Find the string "rank" in the records. Copy every line it appears in.
◆ ◆ ◆
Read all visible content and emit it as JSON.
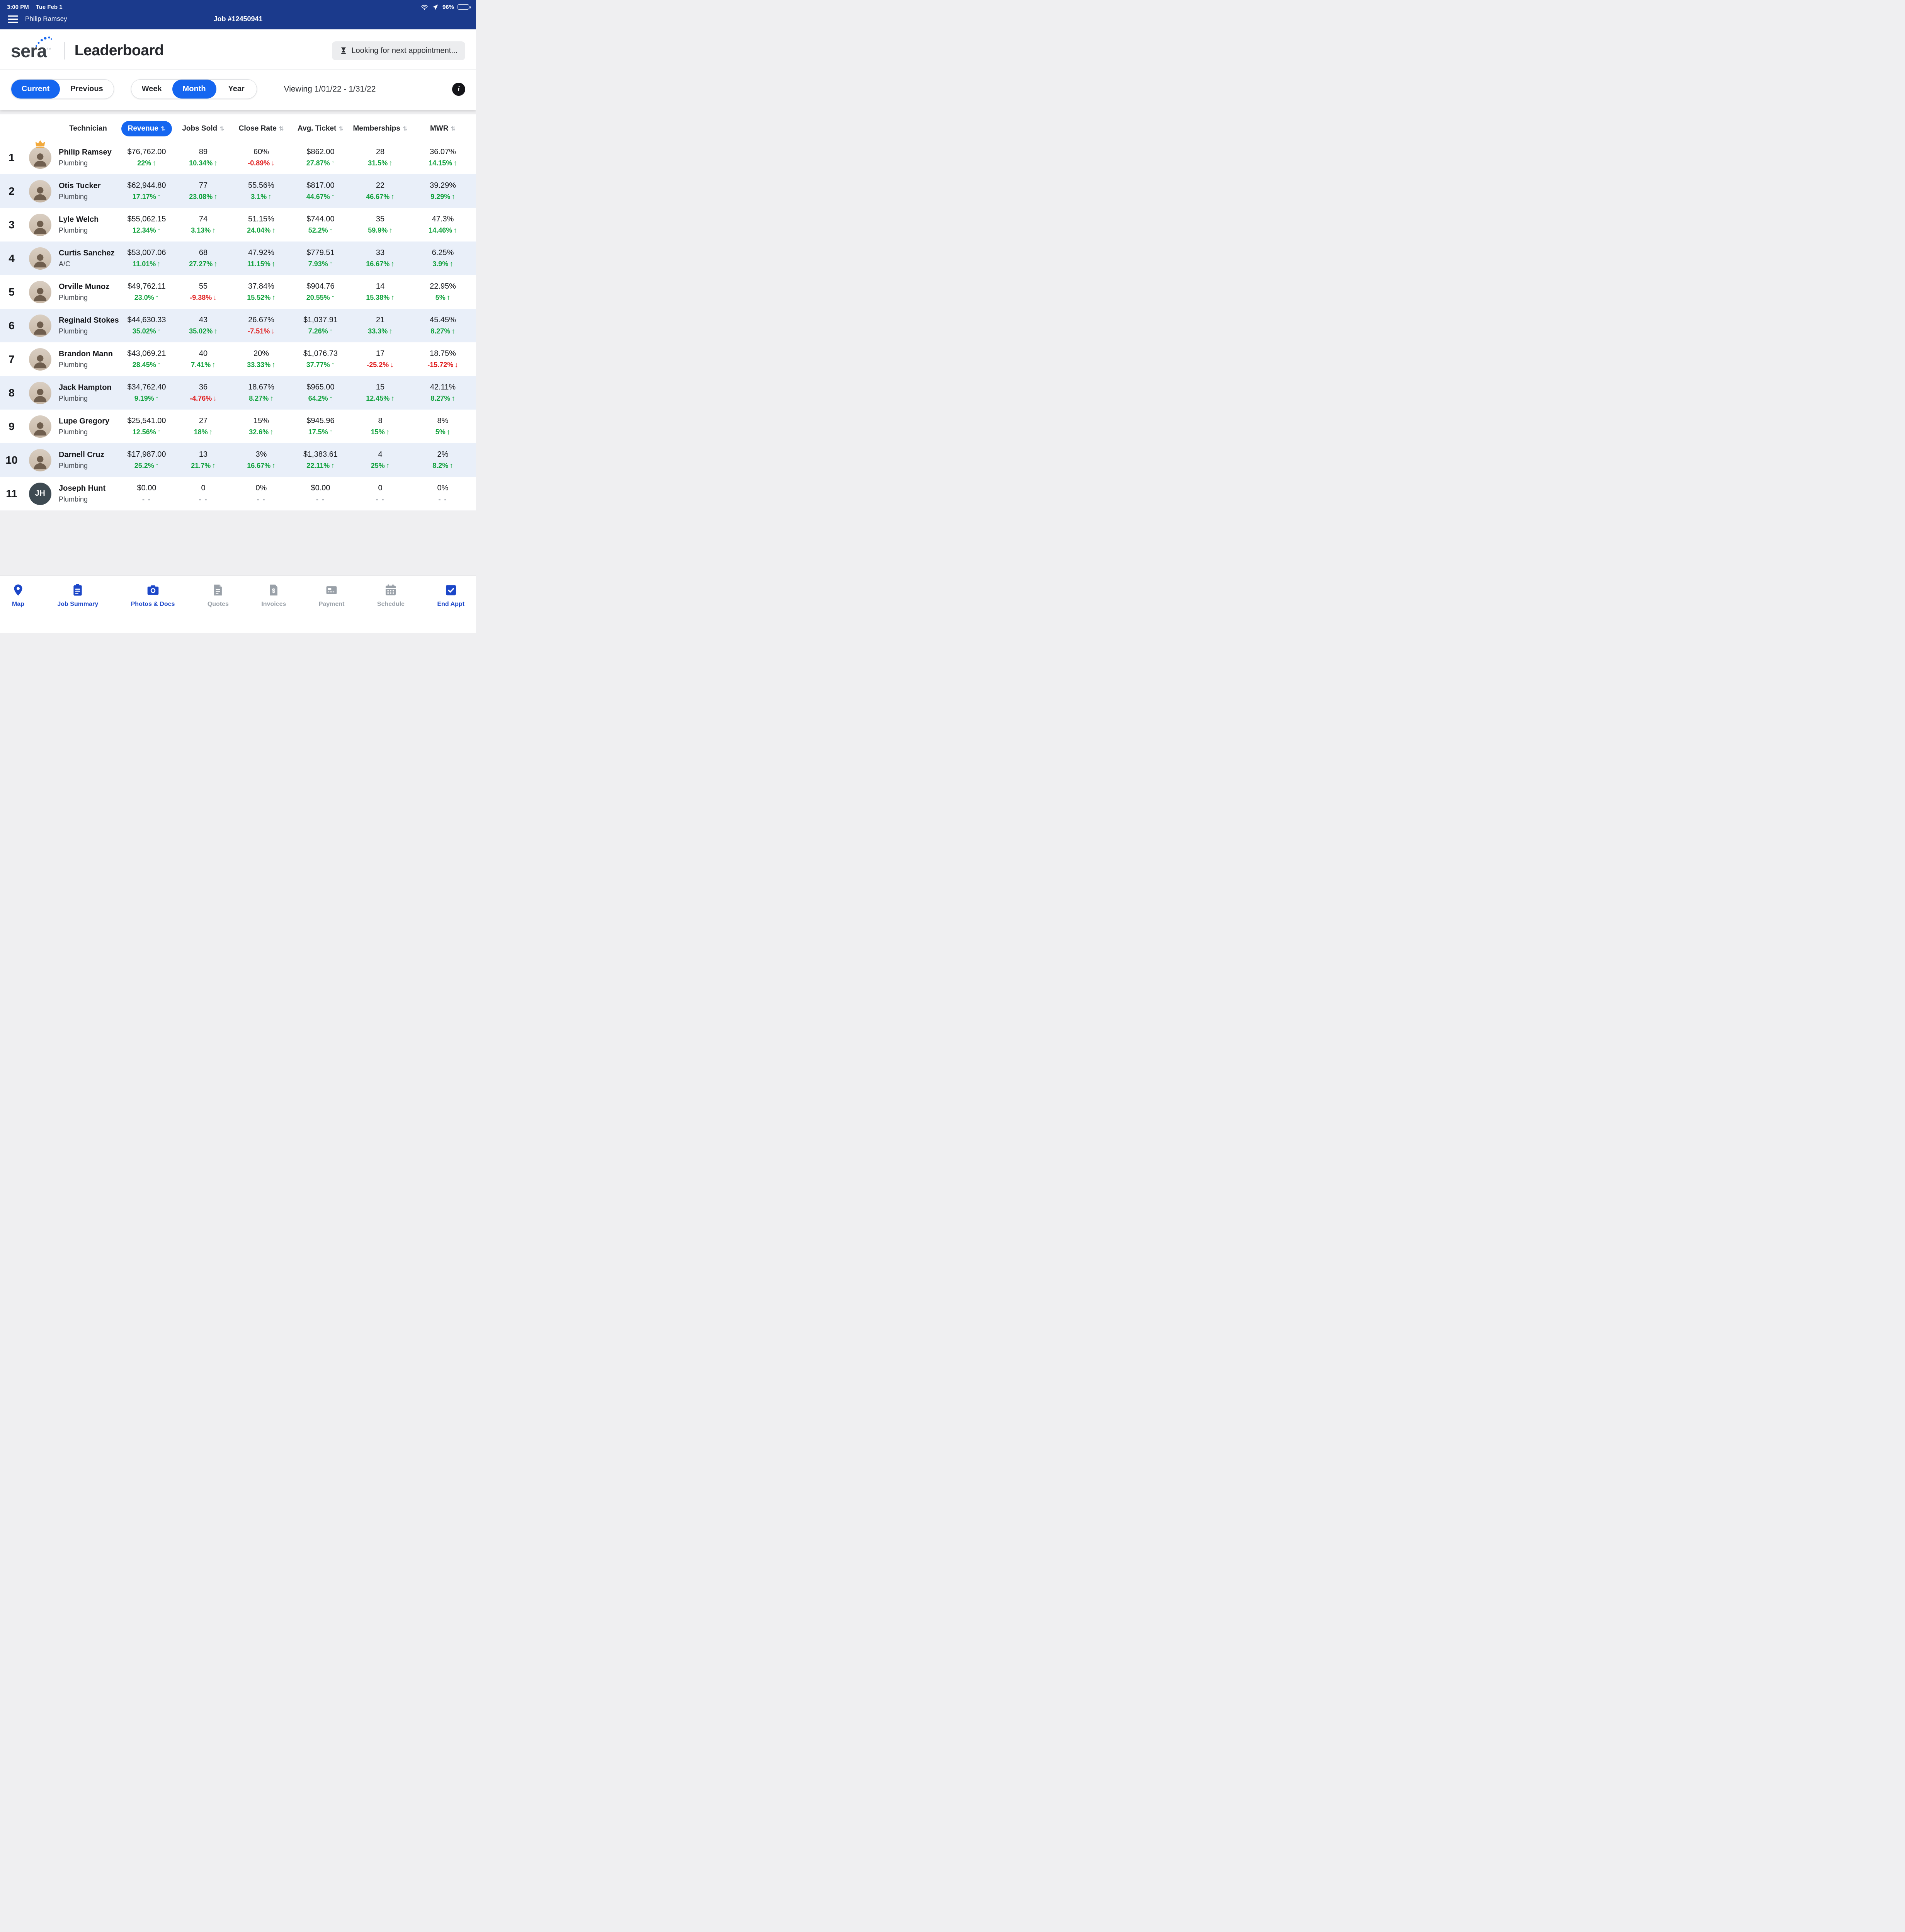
{
  "colors": {
    "navy_header": "#1B3A8C",
    "accent_blue": "#1566F0",
    "tab_active_blue": "#1B46C8",
    "tab_inactive_gray": "#99A0A8",
    "positive_green": "#10A13C",
    "negative_red": "#E01E1E",
    "alt_row_blue": "#E9EFF9"
  },
  "icons": {
    "sort": "⇅",
    "up_arrow": "↑",
    "down_arrow": "↓"
  },
  "status_bar": {
    "time": "3:00 PM",
    "date": "Tue Feb 1",
    "battery_percent": "96%"
  },
  "nav_bar": {
    "user_name": "Philip Ramsey",
    "job_title": "Job #12450941"
  },
  "header": {
    "logo_text": "sera",
    "title": "Leaderboard",
    "appointment_banner": "Looking for next appointment..."
  },
  "filters": {
    "period_toggle": [
      {
        "label": "Current",
        "active": true
      },
      {
        "label": "Previous",
        "active": false
      }
    ],
    "range_toggle": [
      {
        "label": "Week",
        "active": false
      },
      {
        "label": "Month",
        "active": true
      },
      {
        "label": "Year",
        "active": false
      }
    ],
    "viewing_label": "Viewing 1/01/22 - 1/31/22",
    "info_icon": "i"
  },
  "table": {
    "columns": [
      {
        "label": "Technician",
        "sortable": false,
        "highlight": false
      },
      {
        "label": "Revenue",
        "sortable": true,
        "highlight": true
      },
      {
        "label": "Jobs Sold",
        "sortable": true,
        "highlight": false
      },
      {
        "label": "Close Rate",
        "sortable": true,
        "highlight": false
      },
      {
        "label": "Avg. Ticket",
        "sortable": true,
        "highlight": false
      },
      {
        "label": "Memberships",
        "sortable": true,
        "highlight": false
      },
      {
        "label": "MWR",
        "sortable": true,
        "highlight": false
      }
    ],
    "rows": [
      {
        "rank": "1",
        "name": "Philip Ramsey",
        "trade": "Plumbing",
        "crown": true,
        "metrics": [
          {
            "value": "$76,762.00",
            "delta": "22%",
            "dir": "up"
          },
          {
            "value": "89",
            "delta": "10.34%",
            "dir": "up"
          },
          {
            "value": "60%",
            "delta": "-0.89%",
            "dir": "down"
          },
          {
            "value": "$862.00",
            "delta": "27.87%",
            "dir": "up"
          },
          {
            "value": "28",
            "delta": "31.5%",
            "dir": "up"
          },
          {
            "value": "36.07%",
            "delta": "14.15%",
            "dir": "up"
          }
        ]
      },
      {
        "rank": "2",
        "name": "Otis Tucker",
        "trade": "Plumbing",
        "crown": false,
        "metrics": [
          {
            "value": "$62,944.80",
            "delta": "17.17%",
            "dir": "up"
          },
          {
            "value": "77",
            "delta": "23.08%",
            "dir": "up"
          },
          {
            "value": "55.56%",
            "delta": "3.1%",
            "dir": "up"
          },
          {
            "value": "$817.00",
            "delta": "44.67%",
            "dir": "up"
          },
          {
            "value": "22",
            "delta": "46.67%",
            "dir": "up"
          },
          {
            "value": "39.29%",
            "delta": "9.29%",
            "dir": "up"
          }
        ]
      },
      {
        "rank": "3",
        "name": "Lyle Welch",
        "trade": "Plumbing",
        "crown": false,
        "metrics": [
          {
            "value": "$55,062.15",
            "delta": "12.34%",
            "dir": "up"
          },
          {
            "value": "74",
            "delta": "3.13%",
            "dir": "up"
          },
          {
            "value": "51.15%",
            "delta": "24.04%",
            "dir": "up"
          },
          {
            "value": "$744.00",
            "delta": "52.2%",
            "dir": "up"
          },
          {
            "value": "35",
            "delta": "59.9%",
            "dir": "up"
          },
          {
            "value": "47.3%",
            "delta": "14.46%",
            "dir": "up"
          }
        ]
      },
      {
        "rank": "4",
        "name": "Curtis Sanchez",
        "trade": "A/C",
        "crown": false,
        "metrics": [
          {
            "value": "$53,007.06",
            "delta": "11.01%",
            "dir": "up"
          },
          {
            "value": "68",
            "delta": "27.27%",
            "dir": "up"
          },
          {
            "value": "47.92%",
            "delta": "11.15%",
            "dir": "up"
          },
          {
            "value": "$779.51",
            "delta": "7.93%",
            "dir": "up"
          },
          {
            "value": "33",
            "delta": "16.67%",
            "dir": "up"
          },
          {
            "value": "6.25%",
            "delta": "3.9%",
            "dir": "up"
          }
        ]
      },
      {
        "rank": "5",
        "name": "Orville Munoz",
        "trade": "Plumbing",
        "crown": false,
        "metrics": [
          {
            "value": "$49,762.11",
            "delta": "23.0%",
            "dir": "up"
          },
          {
            "value": "55",
            "delta": "-9.38%",
            "dir": "down"
          },
          {
            "value": "37.84%",
            "delta": "15.52%",
            "dir": "up"
          },
          {
            "value": "$904.76",
            "delta": "20.55%",
            "dir": "up"
          },
          {
            "value": "14",
            "delta": "15.38%",
            "dir": "up"
          },
          {
            "value": "22.95%",
            "delta": "5%",
            "dir": "up"
          }
        ]
      },
      {
        "rank": "6",
        "name": "Reginald Stokes",
        "trade": "Plumbing",
        "crown": false,
        "metrics": [
          {
            "value": "$44,630.33",
            "delta": "35.02%",
            "dir": "up"
          },
          {
            "value": "43",
            "delta": "35.02%",
            "dir": "up"
          },
          {
            "value": "26.67%",
            "delta": "-7.51%",
            "dir": "down"
          },
          {
            "value": "$1,037.91",
            "delta": "7.26%",
            "dir": "up"
          },
          {
            "value": "21",
            "delta": "33.3%",
            "dir": "up"
          },
          {
            "value": "45.45%",
            "delta": "8.27%",
            "dir": "up"
          }
        ]
      },
      {
        "rank": "7",
        "name": "Brandon Mann",
        "trade": "Plumbing",
        "crown": false,
        "metrics": [
          {
            "value": "$43,069.21",
            "delta": "28.45%",
            "dir": "up"
          },
          {
            "value": "40",
            "delta": "7.41%",
            "dir": "up"
          },
          {
            "value": "20%",
            "delta": "33.33%",
            "dir": "up"
          },
          {
            "value": "$1,076.73",
            "delta": "37.77%",
            "dir": "up"
          },
          {
            "value": "17",
            "delta": "-25.2%",
            "dir": "down"
          },
          {
            "value": "18.75%",
            "delta": "-15.72%",
            "dir": "down"
          }
        ]
      },
      {
        "rank": "8",
        "name": "Jack Hampton",
        "trade": "Plumbing",
        "crown": false,
        "metrics": [
          {
            "value": "$34,762.40",
            "delta": "9.19%",
            "dir": "up"
          },
          {
            "value": "36",
            "delta": "-4.76%",
            "dir": "down"
          },
          {
            "value": "18.67%",
            "delta": "8.27%",
            "dir": "up"
          },
          {
            "value": "$965.00",
            "delta": "64.2%",
            "dir": "up"
          },
          {
            "value": "15",
            "delta": "12.45%",
            "dir": "up"
          },
          {
            "value": "42.11%",
            "delta": "8.27%",
            "dir": "up"
          }
        ]
      },
      {
        "rank": "9",
        "name": "Lupe Gregory",
        "trade": "Plumbing",
        "crown": false,
        "metrics": [
          {
            "value": "$25,541.00",
            "delta": "12.56%",
            "dir": "up"
          },
          {
            "value": "27",
            "delta": "18%",
            "dir": "up"
          },
          {
            "value": "15%",
            "delta": "32.6%",
            "dir": "up"
          },
          {
            "value": "$945.96",
            "delta": "17.5%",
            "dir": "up"
          },
          {
            "value": "8",
            "delta": "15%",
            "dir": "up"
          },
          {
            "value": "8%",
            "delta": "5%",
            "dir": "up"
          }
        ]
      },
      {
        "rank": "10",
        "name": "Darnell Cruz",
        "trade": "Plumbing",
        "crown": false,
        "metrics": [
          {
            "value": "$17,987.00",
            "delta": "25.2%",
            "dir": "up"
          },
          {
            "value": "13",
            "delta": "21.7%",
            "dir": "up"
          },
          {
            "value": "3%",
            "delta": "16.67%",
            "dir": "up"
          },
          {
            "value": "$1,383.61",
            "delta": "22.11%",
            "dir": "up"
          },
          {
            "value": "4",
            "delta": "25%",
            "dir": "up"
          },
          {
            "value": "2%",
            "delta": "8.2%",
            "dir": "up"
          }
        ]
      },
      {
        "rank": "11",
        "name": "Joseph Hunt",
        "trade": "Plumbing",
        "crown": false,
        "initials": "JH",
        "metrics": [
          {
            "value": "$0.00",
            "delta": "- -",
            "dir": "none"
          },
          {
            "value": "0",
            "delta": "- -",
            "dir": "none"
          },
          {
            "value": "0%",
            "delta": "- -",
            "dir": "none"
          },
          {
            "value": "$0.00",
            "delta": "- -",
            "dir": "none"
          },
          {
            "value": "0",
            "delta": "- -",
            "dir": "none"
          },
          {
            "value": "0%",
            "delta": "- -",
            "dir": "none"
          }
        ]
      }
    ]
  },
  "tab_bar": {
    "items": [
      {
        "label": "Map",
        "icon": "map-pin-icon",
        "active": true
      },
      {
        "label": "Job Summary",
        "icon": "clipboard-icon",
        "active": true
      },
      {
        "label": "Photos & Docs",
        "icon": "camera-icon",
        "active": true
      },
      {
        "label": "Quotes",
        "icon": "quote-doc-icon",
        "active": false
      },
      {
        "label": "Invoices",
        "icon": "invoice-doc-icon",
        "active": false
      },
      {
        "label": "Payment",
        "icon": "payment-terminal-icon",
        "active": false
      },
      {
        "label": "Schedule",
        "icon": "calendar-icon",
        "active": false
      },
      {
        "label": "End Appt",
        "icon": "calendar-check-icon",
        "active": true
      }
    ]
  }
}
◆ ◆ ◆
## WRITTEN SOLUTION
        "rank": "1",
        "rank": "2",
        "rank": "3",
        "rank": "4",
        "rank": "5",
        "rank": "6",
        "rank": "7",
        "rank": "8",
        "rank": "9",
        "rank": "10",
        "rank": "11",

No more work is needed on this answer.